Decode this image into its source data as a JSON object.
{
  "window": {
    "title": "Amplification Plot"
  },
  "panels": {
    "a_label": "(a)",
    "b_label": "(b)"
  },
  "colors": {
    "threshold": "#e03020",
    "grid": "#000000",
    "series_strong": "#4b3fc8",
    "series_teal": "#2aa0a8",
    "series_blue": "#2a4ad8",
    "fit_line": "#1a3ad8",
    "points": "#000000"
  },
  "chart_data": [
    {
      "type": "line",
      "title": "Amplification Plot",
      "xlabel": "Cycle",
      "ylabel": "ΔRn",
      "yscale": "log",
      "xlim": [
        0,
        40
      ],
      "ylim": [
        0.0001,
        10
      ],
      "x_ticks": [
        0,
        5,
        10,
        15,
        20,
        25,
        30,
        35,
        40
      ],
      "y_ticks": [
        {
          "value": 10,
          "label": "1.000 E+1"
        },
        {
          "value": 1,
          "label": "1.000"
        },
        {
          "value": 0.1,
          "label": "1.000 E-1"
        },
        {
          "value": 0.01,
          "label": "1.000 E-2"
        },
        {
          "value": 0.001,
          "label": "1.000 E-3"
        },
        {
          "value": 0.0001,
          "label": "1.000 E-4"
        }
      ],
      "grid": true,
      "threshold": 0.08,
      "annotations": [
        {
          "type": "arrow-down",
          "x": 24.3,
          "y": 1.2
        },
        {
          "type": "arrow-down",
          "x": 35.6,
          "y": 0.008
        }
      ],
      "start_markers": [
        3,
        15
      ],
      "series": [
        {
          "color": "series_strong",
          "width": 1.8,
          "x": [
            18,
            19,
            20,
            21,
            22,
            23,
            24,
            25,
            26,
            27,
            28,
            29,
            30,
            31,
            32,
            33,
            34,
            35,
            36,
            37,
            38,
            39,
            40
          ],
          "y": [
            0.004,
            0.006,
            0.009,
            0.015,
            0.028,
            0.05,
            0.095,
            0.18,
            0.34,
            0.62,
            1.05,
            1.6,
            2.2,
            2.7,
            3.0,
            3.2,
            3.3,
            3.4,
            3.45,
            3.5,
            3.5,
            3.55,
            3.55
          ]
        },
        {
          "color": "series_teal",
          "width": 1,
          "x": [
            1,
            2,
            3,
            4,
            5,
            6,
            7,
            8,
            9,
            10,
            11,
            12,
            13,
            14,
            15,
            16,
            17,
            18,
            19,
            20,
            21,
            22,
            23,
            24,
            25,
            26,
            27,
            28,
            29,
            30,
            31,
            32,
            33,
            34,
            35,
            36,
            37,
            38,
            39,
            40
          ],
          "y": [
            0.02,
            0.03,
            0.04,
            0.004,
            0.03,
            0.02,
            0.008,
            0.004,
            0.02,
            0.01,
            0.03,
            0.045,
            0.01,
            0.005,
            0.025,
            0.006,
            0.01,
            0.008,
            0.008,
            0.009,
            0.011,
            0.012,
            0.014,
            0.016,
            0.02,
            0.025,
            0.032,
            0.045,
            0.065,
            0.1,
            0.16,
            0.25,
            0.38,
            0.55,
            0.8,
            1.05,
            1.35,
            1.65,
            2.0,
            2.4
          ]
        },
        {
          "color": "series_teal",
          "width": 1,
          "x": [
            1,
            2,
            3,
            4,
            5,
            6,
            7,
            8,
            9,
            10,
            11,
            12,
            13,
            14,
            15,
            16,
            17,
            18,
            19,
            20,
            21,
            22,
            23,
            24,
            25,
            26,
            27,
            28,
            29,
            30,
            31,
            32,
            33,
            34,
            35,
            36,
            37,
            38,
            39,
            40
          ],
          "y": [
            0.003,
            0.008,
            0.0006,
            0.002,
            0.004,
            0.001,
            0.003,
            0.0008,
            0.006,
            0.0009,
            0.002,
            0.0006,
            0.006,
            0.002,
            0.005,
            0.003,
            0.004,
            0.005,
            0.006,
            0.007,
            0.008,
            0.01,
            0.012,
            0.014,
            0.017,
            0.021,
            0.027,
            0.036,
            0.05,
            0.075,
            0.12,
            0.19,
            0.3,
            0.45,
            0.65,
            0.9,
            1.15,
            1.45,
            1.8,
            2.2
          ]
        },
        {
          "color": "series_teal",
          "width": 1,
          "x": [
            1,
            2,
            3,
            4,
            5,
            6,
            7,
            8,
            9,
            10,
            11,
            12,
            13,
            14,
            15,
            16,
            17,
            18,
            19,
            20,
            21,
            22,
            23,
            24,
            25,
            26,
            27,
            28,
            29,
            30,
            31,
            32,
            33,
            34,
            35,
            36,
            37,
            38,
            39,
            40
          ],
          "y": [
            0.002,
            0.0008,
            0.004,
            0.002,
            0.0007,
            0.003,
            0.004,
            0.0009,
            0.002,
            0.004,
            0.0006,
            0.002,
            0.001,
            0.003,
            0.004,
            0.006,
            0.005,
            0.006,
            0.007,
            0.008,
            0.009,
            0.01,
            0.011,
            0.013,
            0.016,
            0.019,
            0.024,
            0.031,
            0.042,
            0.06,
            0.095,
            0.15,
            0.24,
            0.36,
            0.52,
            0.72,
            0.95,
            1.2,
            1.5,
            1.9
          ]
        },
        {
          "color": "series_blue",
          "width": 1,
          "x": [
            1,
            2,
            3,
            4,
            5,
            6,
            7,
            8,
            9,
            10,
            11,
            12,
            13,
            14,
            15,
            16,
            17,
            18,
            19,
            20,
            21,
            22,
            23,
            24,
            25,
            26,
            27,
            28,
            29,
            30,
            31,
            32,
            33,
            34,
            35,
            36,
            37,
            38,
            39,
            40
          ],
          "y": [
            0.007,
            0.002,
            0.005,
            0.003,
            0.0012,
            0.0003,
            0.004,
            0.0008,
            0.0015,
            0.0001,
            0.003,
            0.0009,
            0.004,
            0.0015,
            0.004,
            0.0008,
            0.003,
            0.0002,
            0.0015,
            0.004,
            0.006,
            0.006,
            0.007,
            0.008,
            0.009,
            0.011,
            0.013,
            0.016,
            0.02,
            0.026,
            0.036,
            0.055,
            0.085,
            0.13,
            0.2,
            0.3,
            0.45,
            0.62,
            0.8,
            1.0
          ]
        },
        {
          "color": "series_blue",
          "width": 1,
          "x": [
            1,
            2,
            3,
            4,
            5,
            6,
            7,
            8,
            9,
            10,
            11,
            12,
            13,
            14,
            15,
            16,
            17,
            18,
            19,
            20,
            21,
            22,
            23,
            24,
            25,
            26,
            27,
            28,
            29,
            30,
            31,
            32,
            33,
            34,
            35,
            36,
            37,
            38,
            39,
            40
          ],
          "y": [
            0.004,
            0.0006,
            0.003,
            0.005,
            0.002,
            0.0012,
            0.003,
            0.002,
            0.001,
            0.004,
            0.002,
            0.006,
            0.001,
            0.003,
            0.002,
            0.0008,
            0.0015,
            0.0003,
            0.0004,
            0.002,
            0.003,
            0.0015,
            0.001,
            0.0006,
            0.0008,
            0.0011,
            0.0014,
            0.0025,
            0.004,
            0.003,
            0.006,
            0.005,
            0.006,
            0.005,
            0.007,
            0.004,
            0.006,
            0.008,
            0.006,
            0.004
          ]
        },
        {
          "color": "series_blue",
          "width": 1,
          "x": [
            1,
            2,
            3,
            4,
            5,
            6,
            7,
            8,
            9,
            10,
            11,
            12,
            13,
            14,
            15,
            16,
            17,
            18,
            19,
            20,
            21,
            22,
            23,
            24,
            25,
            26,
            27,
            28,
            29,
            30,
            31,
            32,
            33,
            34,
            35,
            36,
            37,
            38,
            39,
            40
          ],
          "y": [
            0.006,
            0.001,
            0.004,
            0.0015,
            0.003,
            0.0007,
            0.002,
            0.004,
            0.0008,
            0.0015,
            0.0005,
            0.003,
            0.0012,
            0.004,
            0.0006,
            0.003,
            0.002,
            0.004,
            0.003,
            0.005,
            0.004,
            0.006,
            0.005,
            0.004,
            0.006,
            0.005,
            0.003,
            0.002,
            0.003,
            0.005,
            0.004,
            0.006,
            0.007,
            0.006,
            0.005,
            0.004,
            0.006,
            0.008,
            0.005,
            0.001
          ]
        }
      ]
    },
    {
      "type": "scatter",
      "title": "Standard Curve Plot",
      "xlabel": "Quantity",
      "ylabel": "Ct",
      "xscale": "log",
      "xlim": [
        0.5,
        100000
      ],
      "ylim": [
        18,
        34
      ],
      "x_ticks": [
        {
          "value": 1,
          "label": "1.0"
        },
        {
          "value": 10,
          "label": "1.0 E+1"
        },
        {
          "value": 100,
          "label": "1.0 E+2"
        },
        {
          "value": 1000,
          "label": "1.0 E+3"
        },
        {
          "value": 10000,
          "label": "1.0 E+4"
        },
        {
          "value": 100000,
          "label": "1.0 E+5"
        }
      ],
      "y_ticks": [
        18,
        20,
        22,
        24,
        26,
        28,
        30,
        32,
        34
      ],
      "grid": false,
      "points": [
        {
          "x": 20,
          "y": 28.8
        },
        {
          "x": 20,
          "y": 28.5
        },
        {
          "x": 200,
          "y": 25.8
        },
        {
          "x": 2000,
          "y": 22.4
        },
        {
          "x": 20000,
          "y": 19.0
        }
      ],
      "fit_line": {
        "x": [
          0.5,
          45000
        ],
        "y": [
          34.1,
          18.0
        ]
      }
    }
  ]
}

■ ■ ■

Aim of the exercise: Determine the number of lines in the listing that hold the word "Amplification", and supply that number and nothing further.

Full output: 2